--- start Dataset records ---
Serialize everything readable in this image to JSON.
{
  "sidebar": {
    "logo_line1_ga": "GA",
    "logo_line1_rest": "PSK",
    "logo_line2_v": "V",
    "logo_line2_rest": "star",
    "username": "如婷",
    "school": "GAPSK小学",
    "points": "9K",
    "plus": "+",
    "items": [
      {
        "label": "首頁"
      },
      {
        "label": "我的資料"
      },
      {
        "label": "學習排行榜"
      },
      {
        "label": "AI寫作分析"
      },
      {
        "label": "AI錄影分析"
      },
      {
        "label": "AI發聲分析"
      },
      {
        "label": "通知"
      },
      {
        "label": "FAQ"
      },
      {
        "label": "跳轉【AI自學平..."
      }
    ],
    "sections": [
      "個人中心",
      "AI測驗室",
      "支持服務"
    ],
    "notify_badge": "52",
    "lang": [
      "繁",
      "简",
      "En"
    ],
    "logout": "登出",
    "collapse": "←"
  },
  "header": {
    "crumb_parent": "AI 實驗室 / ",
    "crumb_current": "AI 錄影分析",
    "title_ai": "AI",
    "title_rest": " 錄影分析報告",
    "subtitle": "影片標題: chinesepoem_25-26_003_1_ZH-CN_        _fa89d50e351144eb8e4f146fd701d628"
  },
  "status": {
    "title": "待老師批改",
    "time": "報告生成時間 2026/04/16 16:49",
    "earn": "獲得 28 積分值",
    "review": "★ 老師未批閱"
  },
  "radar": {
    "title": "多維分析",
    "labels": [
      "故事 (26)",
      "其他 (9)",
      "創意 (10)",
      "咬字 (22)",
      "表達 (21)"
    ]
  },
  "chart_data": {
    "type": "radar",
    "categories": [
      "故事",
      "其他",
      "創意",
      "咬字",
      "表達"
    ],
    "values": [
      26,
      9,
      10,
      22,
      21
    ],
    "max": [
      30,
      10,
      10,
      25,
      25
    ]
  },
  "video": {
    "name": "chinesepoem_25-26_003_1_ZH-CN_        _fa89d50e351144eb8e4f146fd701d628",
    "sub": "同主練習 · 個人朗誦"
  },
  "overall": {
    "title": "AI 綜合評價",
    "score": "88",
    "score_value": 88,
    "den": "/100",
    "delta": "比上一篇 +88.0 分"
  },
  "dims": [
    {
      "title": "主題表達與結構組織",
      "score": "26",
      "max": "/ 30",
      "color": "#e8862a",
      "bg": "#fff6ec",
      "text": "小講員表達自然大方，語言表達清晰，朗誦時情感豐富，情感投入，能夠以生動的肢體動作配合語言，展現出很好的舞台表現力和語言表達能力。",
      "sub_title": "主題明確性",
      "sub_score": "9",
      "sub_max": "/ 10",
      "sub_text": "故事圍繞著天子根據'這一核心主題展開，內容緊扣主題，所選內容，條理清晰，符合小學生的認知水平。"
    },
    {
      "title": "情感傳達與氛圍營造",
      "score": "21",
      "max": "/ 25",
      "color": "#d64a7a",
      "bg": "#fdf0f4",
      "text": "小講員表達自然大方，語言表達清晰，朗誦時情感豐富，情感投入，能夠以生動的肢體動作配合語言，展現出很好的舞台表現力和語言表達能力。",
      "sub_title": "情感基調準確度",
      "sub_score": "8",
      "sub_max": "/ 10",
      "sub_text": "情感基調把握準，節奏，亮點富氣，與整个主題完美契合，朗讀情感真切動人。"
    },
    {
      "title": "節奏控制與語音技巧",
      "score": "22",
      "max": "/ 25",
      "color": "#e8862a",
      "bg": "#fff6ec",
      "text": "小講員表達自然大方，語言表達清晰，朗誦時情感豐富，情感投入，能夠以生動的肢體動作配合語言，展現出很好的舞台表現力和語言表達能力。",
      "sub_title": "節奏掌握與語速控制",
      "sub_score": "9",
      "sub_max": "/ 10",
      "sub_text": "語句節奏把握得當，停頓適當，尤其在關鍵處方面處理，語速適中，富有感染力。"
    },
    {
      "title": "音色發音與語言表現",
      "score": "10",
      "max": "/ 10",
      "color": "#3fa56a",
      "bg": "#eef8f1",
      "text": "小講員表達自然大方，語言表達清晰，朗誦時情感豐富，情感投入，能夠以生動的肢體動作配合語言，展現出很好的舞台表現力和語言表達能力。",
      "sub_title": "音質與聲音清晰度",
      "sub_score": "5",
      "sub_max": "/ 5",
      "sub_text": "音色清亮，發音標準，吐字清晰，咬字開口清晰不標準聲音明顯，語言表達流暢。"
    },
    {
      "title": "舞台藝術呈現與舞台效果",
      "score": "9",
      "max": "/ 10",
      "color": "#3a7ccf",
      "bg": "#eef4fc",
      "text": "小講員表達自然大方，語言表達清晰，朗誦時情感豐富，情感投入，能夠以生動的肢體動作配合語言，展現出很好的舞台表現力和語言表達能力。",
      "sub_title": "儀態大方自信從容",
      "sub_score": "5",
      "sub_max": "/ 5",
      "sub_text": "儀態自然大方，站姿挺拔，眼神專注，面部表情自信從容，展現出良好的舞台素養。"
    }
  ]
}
--- end Dataset records ---
Your task is to transcribe the material exactly.

▶ **Response below**
Serialize everything readable in this image to JSON.
{
  "sidebar": {
    "logo_line1_ga": "GA",
    "logo_line1_rest": "PSK",
    "logo_line2_v": "V",
    "logo_line2_rest": "star",
    "username": "如婷",
    "school": "GAPSK小学",
    "points": "9K",
    "plus": "+",
    "items": [
      {
        "label": "首頁"
      },
      {
        "label": "我的資料"
      },
      {
        "label": "學習排行榜"
      },
      {
        "label": "AI寫作分析"
      },
      {
        "label": "AI錄影分析"
      },
      {
        "label": "AI發聲分析"
      },
      {
        "label": "通知"
      },
      {
        "label": "FAQ"
      },
      {
        "label": "跳轉【AI自學平..."
      }
    ],
    "sections": [
      "個人中心",
      "AI測驗室",
      "支持服務"
    ],
    "notify_badge": "52",
    "lang": [
      "繁",
      "简",
      "En"
    ],
    "logout": "登出",
    "collapse": "←"
  },
  "header": {
    "crumb_parent": "AI 實驗室 / ",
    "crumb_current": "AI 錄影分析",
    "title_ai": "AI",
    "title_rest": " 錄影分析報告",
    "subtitle": "影片標題: chinesepoem_25-26_003_1_ZH-CN_        _fa89d50e351144eb8e4f146fd701d628"
  },
  "status": {
    "title": "待老師批改",
    "time": "報告生成時間 2026/04/16 16:49",
    "earn": "獲得 28 積分值",
    "review": "★ 老師未批閱"
  },
  "radar": {
    "title": "多維分析",
    "labels": [
      "故事 (26)",
      "其他 (9)",
      "創意 (10)",
      "咬字 (22)",
      "表達 (21)"
    ]
  },
  "chart_data": {
    "type": "radar",
    "categories": [
      "故事",
      "其他",
      "創意",
      "咬字",
      "表達"
    ],
    "values": [
      26,
      9,
      10,
      22,
      21
    ],
    "max": [
      30,
      10,
      10,
      25,
      25
    ]
  },
  "video": {
    "name": "chinesepoem_25-26_003_1_ZH-CN_        _fa89d50e351144eb8e4f146fd701d628",
    "sub": "同主練習 · 個人朗誦"
  },
  "overall": {
    "title": "AI 綜合評價",
    "score": "88",
    "score_value": 88,
    "den": "/100",
    "delta": "比上一篇 +88.0 分"
  },
  "dims": [
    {
      "title": "主題表達與結構組織",
      "score": "26",
      "max": "/ 30",
      "color": "#e8862a",
      "bg": "#fff6ec",
      "text": "小講員表達自然大方，語言表達清晰，朗誦時情感豐富，情感投入，能夠以生動的肢體動作配合語言，展現出很好的舞台表現力和語言表達能力。",
      "sub_title": "主題明確性",
      "sub_score": "9",
      "sub_max": "/ 10",
      "sub_text": "故事圍繞著天子根據'這一核心主題展開，內容緊扣主題，所選內容，條理清晰，符合小學生的認知水平。"
    },
    {
      "title": "情感傳達與氛圍營造",
      "score": "21",
      "max": "/ 25",
      "color": "#d64a7a",
      "bg": "#fdf0f4",
      "text": "小講員表達自然大方，語言表達清晰，朗誦時情感豐富，情感投入，能夠以生動的肢體動作配合語言，展現出很好的舞台表現力和語言表達能力。",
      "sub_title": "情感基調準確度",
      "sub_score": "8",
      "sub_max": "/ 10",
      "sub_text": "情感基調把握準，節奏，亮點富氣，與整个主題完美契合，朗讀情感真切動人。"
    },
    {
      "title": "節奏控制與語音技巧",
      "score": "22",
      "max": "/ 25",
      "color": "#e8862a",
      "bg": "#fff6ec",
      "text": "小講員表達自然大方，語言表達清晰，朗誦時情感豐富，情感投入，能夠以生動的肢體動作配合語言，展現出很好的舞台表現力和語言表達能力。",
      "sub_title": "節奏掌握與語速控制",
      "sub_score": "9",
      "sub_max": "/ 10",
      "sub_text": "語句節奏把握得當，停頓適當，尤其在關鍵處方面處理，語速適中，富有感染力。"
    },
    {
      "title": "音色發音與語言表現",
      "score": "10",
      "max": "/ 10",
      "color": "#3fa56a",
      "bg": "#eef8f1",
      "text": "小講員表達自然大方，語言表達清晰，朗誦時情感豐富，情感投入，能夠以生動的肢體動作配合語言，展現出很好的舞台表現力和語言表達能力。",
      "sub_title": "音質與聲音清晰度",
      "sub_score": "5",
      "sub_max": "/ 5",
      "sub_text": "音色清亮，發音標準，吐字清晰，咬字開口清晰不標準聲音明顯，語言表達流暢。"
    },
    {
      "title": "舞台藝術呈現與舞台效果",
      "score": "9",
      "max": "/ 10",
      "color": "#3a7ccf",
      "bg": "#eef4fc",
      "text": "小講員表達自然大方，語言表達清晰，朗誦時情感豐富，情感投入，能夠以生動的肢體動作配合語言，展現出很好的舞台表現力和語言表達能力。",
      "sub_title": "儀態大方自信從容",
      "sub_score": "5",
      "sub_max": "/ 5",
      "sub_text": "儀態自然大方，站姿挺拔，眼神專注，面部表情自信從容，展現出良好的舞台素養。"
    }
  ]
}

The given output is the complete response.